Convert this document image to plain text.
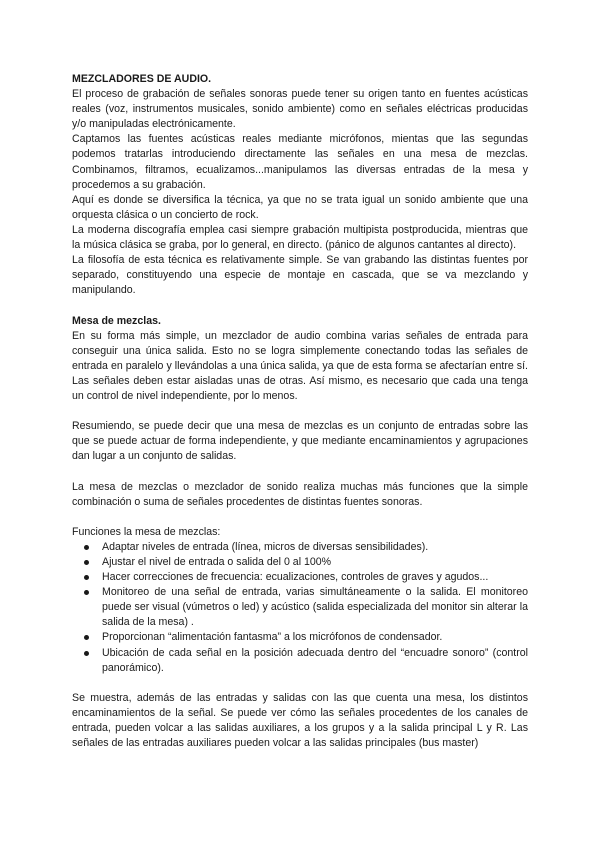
MEZCLADORES DE AUDIO.

El proceso de grabación de señales sonoras puede tener su origen tanto en fuentes acústicas reales (voz, instrumentos musicales, sonido ambiente) como en señales eléctricas producidas y/o manipuladas electrónicamente.

Captamos las fuentes acústicas reales mediante micrófonos, mientas que las segundas podemos tratarlas introduciendo directamente las señales en una mesa de mezclas. Combinamos, filtramos, ecualizamos...manipulamos las diversas entradas de la mesa y procedemos a su grabación.

Aquí es donde se diversifica la técnica, ya que no se trata igual un sonido ambiente que una orquesta clásica o un concierto de rock.

La moderna discografía emplea casi siempre grabación multipista postproducida, mientras que la música clásica se graba, por lo general, en directo. (pánico de algunos cantantes al directo).

La filosofía de esta técnica es relativamente simple. Se van grabando las distintas fuentes por separado, constituyendo una especie de montaje en cascada, que se va mezclando y manipulando.

Mesa de mezclas.

En su forma más simple, un mezclador de audio combina varias señales de entrada para conseguir una única salida. Esto no se logra simplemente conectando todas las señales de entrada en paralelo y llevándolas a una única salida, ya que de esta forma se afectarían entre sí. Las señales deben estar aisladas unas de otras. Así mismo, es necesario que cada una tenga un control de nivel independiente, por lo menos.

Resumiendo, se puede decir que una mesa de mezclas es un conjunto de entradas sobre las que se puede actuar de forma independiente, y que mediante encaminamientos y agrupaciones dan lugar a un conjunto de salidas.

La mesa de mezclas o mezclador de sonido realiza muchas más funciones que la simple combinación o suma de señales procedentes de distintas fuentes sonoras.

Funciones la mesa de mezclas:

Adaptar niveles de entrada (línea, micros de diversas sensibilidades).
Ajustar el nivel de entrada o salida del 0 al 100%
Hacer correcciones de frecuencia: ecualizaciones, controles de graves y agudos...
Monitoreo de una señal de entrada, varias simultáneamente o la salida. El monitoreo puede ser visual (vúmetros o led) y acústico (salida especializada del monitor sin alterar la salida de la mesa) .
Proporcionan “alimentación fantasma” a los micrófonos de condensador.
Ubicación de cada señal en la posición adecuada dentro del “encuadre sonoro” (control panorámico).

Se muestra, además de las entradas y salidas con las que cuenta una mesa, los distintos encaminamientos de la señal. Se puede ver cómo las señales procedentes de los canales de entrada, pueden volcar a las salidas auxiliares, a los grupos y a la salida principal L y R. Las señales de las entradas auxiliares pueden volcar a las salidas principales (bus master)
········
**AIM OF THE TASK**
Take the entries shown above and quote them verbatim, passing over the pictures.

**THE ANSWER**
Convert this document image to plain text.
MEZCLADORES DE AUDIO.

El proceso de grabación de señales sonoras puede tener su origen tanto en fuentes acústicas reales (voz, instrumentos musicales, sonido ambiente) como en señales eléctricas producidas y/o manipuladas electrónicamente.

Captamos las fuentes acústicas reales mediante micrófonos, mientas que las segundas podemos tratarlas introduciendo directamente las señales en una mesa de mezclas. Combinamos, filtramos, ecualizamos...manipulamos las diversas entradas de la mesa y procedemos a su grabación.

Aquí es donde se diversifica la técnica, ya que no se trata igual un sonido ambiente que una orquesta clásica o un concierto de rock.

La moderna discografía emplea casi siempre grabación multipista postproducida, mientras que la música clásica se graba, por lo general, en directo. (pánico de algunos cantantes al directo).

La filosofía de esta técnica es relativamente simple. Se van grabando las distintas fuentes por separado, constituyendo una especie de montaje en cascada, que se va mezclando y manipulando.

Mesa de mezclas.

En su forma más simple, un mezclador de audio combina varias señales de entrada para conseguir una única salida. Esto no se logra simplemente conectando todas las señales de entrada en paralelo y llevándolas a una única salida, ya que de esta forma se afectarían entre sí. Las señales deben estar aisladas unas de otras. Así mismo, es necesario que cada una tenga un control de nivel independiente, por lo menos.

Resumiendo, se puede decir que una mesa de mezclas es un conjunto de entradas sobre las que se puede actuar de forma independiente, y que mediante encaminamientos y agrupaciones dan lugar a un conjunto de salidas.

La mesa de mezclas o mezclador de sonido realiza muchas más funciones que la simple combinación o suma de señales procedentes de distintas fuentes sonoras.

Funciones la mesa de mezclas:

Adaptar niveles de entrada (línea, micros de diversas sensibilidades).
Ajustar el nivel de entrada o salida del 0 al 100%
Hacer correcciones de frecuencia: ecualizaciones, controles de graves y agudos...
Monitoreo de una señal de entrada, varias simultáneamente o la salida. El monitoreo puede ser visual (vúmetros o led) y acústico (salida especializada del monitor sin alterar la salida de la mesa) .
Proporcionan “alimentación fantasma” a los micrófonos de condensador.
Ubicación de cada señal en la posición adecuada dentro del “encuadre sonoro” (control panorámico).

Se muestra, además de las entradas y salidas con las que cuenta una mesa, los distintos encaminamientos de la señal. Se puede ver cómo las señales procedentes de los canales de entrada, pueden volcar a las salidas auxiliares, a los grupos y a la salida principal L y R. Las señales de las entradas auxiliares pueden volcar a las salidas principales (bus master)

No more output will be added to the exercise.